### INPUT ROWS:
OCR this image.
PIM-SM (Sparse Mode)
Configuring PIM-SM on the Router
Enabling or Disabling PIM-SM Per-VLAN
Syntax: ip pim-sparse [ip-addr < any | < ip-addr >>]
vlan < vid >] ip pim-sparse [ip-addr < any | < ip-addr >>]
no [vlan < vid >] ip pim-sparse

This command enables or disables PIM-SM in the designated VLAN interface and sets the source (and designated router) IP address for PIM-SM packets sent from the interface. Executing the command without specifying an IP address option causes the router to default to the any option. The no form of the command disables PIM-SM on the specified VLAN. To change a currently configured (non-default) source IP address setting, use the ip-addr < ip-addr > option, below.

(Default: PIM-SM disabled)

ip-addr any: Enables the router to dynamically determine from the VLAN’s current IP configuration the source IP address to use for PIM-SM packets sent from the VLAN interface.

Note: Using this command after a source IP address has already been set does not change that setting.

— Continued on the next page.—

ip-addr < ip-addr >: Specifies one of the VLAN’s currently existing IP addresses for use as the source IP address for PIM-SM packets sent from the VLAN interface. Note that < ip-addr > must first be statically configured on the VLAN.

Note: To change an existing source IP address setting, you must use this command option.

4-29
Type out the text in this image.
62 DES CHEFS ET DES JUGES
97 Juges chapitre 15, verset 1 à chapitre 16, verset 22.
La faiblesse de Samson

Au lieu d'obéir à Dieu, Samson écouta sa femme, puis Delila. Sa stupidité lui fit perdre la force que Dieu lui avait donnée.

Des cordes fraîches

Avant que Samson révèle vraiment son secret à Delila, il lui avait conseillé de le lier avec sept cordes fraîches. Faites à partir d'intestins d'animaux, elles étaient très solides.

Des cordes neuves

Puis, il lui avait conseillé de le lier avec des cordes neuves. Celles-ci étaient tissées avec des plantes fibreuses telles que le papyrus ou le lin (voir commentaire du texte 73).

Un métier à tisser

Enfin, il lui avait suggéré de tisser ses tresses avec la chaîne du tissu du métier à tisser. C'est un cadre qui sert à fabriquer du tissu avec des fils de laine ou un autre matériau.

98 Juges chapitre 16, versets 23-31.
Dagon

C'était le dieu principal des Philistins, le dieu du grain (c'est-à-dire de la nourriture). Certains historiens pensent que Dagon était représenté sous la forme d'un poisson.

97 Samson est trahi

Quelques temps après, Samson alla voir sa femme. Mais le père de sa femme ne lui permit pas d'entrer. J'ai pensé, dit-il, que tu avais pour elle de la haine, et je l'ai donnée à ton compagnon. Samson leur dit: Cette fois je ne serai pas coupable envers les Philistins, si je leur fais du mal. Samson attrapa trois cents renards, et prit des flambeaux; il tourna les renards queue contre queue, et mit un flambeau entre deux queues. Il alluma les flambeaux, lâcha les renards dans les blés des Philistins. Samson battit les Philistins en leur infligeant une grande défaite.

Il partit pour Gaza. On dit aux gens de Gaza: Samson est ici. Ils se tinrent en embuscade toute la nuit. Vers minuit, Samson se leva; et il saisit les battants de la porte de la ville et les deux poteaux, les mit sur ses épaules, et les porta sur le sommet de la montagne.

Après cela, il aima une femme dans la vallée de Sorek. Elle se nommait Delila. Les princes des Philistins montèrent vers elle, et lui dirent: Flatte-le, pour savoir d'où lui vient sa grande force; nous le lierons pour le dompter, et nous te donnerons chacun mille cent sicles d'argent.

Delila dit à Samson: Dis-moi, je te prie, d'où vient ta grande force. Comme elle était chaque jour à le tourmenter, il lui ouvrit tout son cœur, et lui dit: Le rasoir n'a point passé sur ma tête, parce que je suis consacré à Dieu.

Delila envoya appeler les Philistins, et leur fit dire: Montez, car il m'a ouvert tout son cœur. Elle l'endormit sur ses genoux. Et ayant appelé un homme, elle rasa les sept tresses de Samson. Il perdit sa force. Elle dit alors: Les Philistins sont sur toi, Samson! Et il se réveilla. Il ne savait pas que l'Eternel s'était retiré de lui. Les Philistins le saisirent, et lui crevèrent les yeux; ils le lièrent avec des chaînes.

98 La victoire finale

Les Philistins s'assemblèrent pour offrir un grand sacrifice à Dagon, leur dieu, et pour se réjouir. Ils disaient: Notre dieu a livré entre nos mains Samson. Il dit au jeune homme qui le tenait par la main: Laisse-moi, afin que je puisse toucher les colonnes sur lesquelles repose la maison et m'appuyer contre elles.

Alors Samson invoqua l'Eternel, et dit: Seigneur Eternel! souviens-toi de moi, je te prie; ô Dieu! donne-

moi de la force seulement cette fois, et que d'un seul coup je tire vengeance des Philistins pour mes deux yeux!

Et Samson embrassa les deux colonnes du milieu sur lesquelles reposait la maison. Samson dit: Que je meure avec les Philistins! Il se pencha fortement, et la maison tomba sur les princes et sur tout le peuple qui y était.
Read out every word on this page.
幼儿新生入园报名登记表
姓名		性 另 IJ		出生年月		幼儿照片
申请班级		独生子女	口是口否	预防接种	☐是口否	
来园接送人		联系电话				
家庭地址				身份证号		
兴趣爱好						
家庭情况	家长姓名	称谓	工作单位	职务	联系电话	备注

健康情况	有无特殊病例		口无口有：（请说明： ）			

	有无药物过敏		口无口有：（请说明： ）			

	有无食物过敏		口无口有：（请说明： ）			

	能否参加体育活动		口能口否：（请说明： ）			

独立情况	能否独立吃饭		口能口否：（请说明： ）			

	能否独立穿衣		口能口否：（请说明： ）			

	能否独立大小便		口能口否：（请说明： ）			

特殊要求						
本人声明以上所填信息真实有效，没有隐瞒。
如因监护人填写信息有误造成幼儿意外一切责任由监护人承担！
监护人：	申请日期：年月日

### AIM:
Take the entries above and transcribe them in full.

### SOLVED EXERCISE:
OCR this image.
PIM-SM (Sparse Mode)
Configuring PIM-SM on the Router
Enabling or Disabling PIM-SM Per-VLAN
Syntax: ip pim-sparse [ip-addr < any | < ip-addr >>]
vlan < vid >] ip pim-sparse [ip-addr < any | < ip-addr >>]
no [vlan < vid >] ip pim-sparse

This command enables or disables PIM-SM in the designated VLAN interface and sets the source (and designated router) IP address for PIM-SM packets sent from the interface. Executing the command without specifying an IP address option causes the router to default to the any option. The no form of the command disables PIM-SM on the specified VLAN. To change a currently configured (non-default) source IP address setting, use the ip-addr < ip-addr > option, below.

(Default: PIM-SM disabled)

ip-addr any: Enables the router to dynamically determine from the VLAN’s current IP configuration the source IP address to use for PIM-SM packets sent from the VLAN interface.

Note: Using this command after a source IP address has already been set does not change that setting.

— Continued on the next page.—

ip-addr < ip-addr >: Specifies one of the VLAN’s currently existing IP addresses for use as the source IP address for PIM-SM packets sent from the VLAN interface. Note that < ip-addr > must first be statically configured on the VLAN.

Note: To change an existing source IP address setting, you must use this command option.

4-29
Type out the text in this image.
62 DES CHEFS ET DES JUGES
97 Juges chapitre 15, verset 1 à chapitre 16, verset 22.
La faiblesse de Samson

Au lieu d'obéir à Dieu, Samson écouta sa femme, puis Delila. Sa stupidité lui fit perdre la force que Dieu lui avait donnée.

Des cordes fraîches

Avant que Samson révèle vraiment son secret à Delila, il lui avait conseillé de le lier avec sept cordes fraîches. Faites à partir d'intestins d'animaux, elles étaient très solides.

Des cordes neuves

Puis, il lui avait conseillé de le lier avec des cordes neuves. Celles-ci étaient tissées avec des plantes fibreuses telles que le papyrus ou le lin (voir commentaire du texte 73).

Un métier à tisser

Enfin, il lui avait suggéré de tisser ses tresses avec la chaîne du tissu du métier à tisser. C'est un cadre qui sert à fabriquer du tissu avec des fils de laine ou un autre matériau.

98 Juges chapitre 16, versets 23-31.
Dagon

C'était le dieu principal des Philistins, le dieu du grain (c'est-à-dire de la nourriture). Certains historiens pensent que Dagon était représenté sous la forme d'un poisson.

97 Samson est trahi

Quelques temps après, Samson alla voir sa femme. Mais le père de sa femme ne lui permit pas d'entrer. J'ai pensé, dit-il, que tu avais pour elle de la haine, et je l'ai donnée à ton compagnon. Samson leur dit: Cette fois je ne serai pas coupable envers les Philistins, si je leur fais du mal. Samson attrapa trois cents renards, et prit des flambeaux; il tourna les renards queue contre queue, et mit un flambeau entre deux queues. Il alluma les flambeaux, lâcha les renards dans les blés des Philistins. Samson battit les Philistins en leur infligeant une grande défaite.

Il partit pour Gaza. On dit aux gens de Gaza: Samson est ici. Ils se tinrent en embuscade toute la nuit. Vers minuit, Samson se leva; et il saisit les battants de la porte de la ville et les deux poteaux, les mit sur ses épaules, et les porta sur le sommet de la montagne.

Après cela, il aima une femme dans la vallée de Sorek. Elle se nommait Delila. Les princes des Philistins montèrent vers elle, et lui dirent: Flatte-le, pour savoir d'où lui vient sa grande force; nous le lierons pour le dompter, et nous te donnerons chacun mille cent sicles d'argent.

Delila dit à Samson: Dis-moi, je te prie, d'où vient ta grande force. Comme elle était chaque jour à le tourmenter, il lui ouvrit tout son cœur, et lui dit: Le rasoir n'a point passé sur ma tête, parce que je suis consacré à Dieu.

Delila envoya appeler les Philistins, et leur fit dire: Montez, car il m'a ouvert tout son cœur. Elle l'endormit sur ses genoux. Et ayant appelé un homme, elle rasa les sept tresses de Samson. Il perdit sa force. Elle dit alors: Les Philistins sont sur toi, Samson! Et il se réveilla. Il ne savait pas que l'Eternel s'était retiré de lui. Les Philistins le saisirent, et lui crevèrent les yeux; ils le lièrent avec des chaînes.

98 La victoire finale

Les Philistins s'assemblèrent pour offrir un grand sacrifice à Dagon, leur dieu, et pour se réjouir. Ils disaient: Notre dieu a livré entre nos mains Samson. Il dit au jeune homme qui le tenait par la main: Laisse-moi, afin que je puisse toucher les colonnes sur lesquelles repose la maison et m'appuyer contre elles.

Alors Samson invoqua l'Eternel, et dit: Seigneur Eternel! souviens-toi de moi, je te prie; ô Dieu! donne-

moi de la force seulement cette fois, et que d'un seul coup je tire vengeance des Philistins pour mes deux yeux!

Et Samson embrassa les deux colonnes du milieu sur lesquelles reposait la maison. Samson dit: Que je meure avec les Philistins! Il se pencha fortement, et la maison tomba sur les princes et sur tout le peuple qui y était.
Read out every word on this page.
幼儿新生入园报名登记表
姓名		性 另 IJ		出生年月		幼儿照片
申请班级		独生子女	口是口否	预防接种	☐是口否	
来园接送人		联系电话				
家庭地址				身份证号		
兴趣爱好						
家庭情况	家长姓名	称谓	工作单位	职务	联系电话	备注

健康情况	有无特殊病例		口无口有：（请说明： ）			

	有无药物过敏		口无口有：（请说明： ）			

	有无食物过敏		口无口有：（请说明： ）			

	能否参加体育活动		口能口否：（请说明： ）			

独立情况	能否独立吃饭		口能口否：（请说明： ）			

	能否独立穿衣		口能口否：（请说明： ）			

	能否独立大小便		口能口否：（请说明： ）			

特殊要求						
本人声明以上所填信息真实有效，没有隐瞒。
如因监护人填写信息有误造成幼儿意外一切责任由监护人承担！
监护人：	申请日期：年月日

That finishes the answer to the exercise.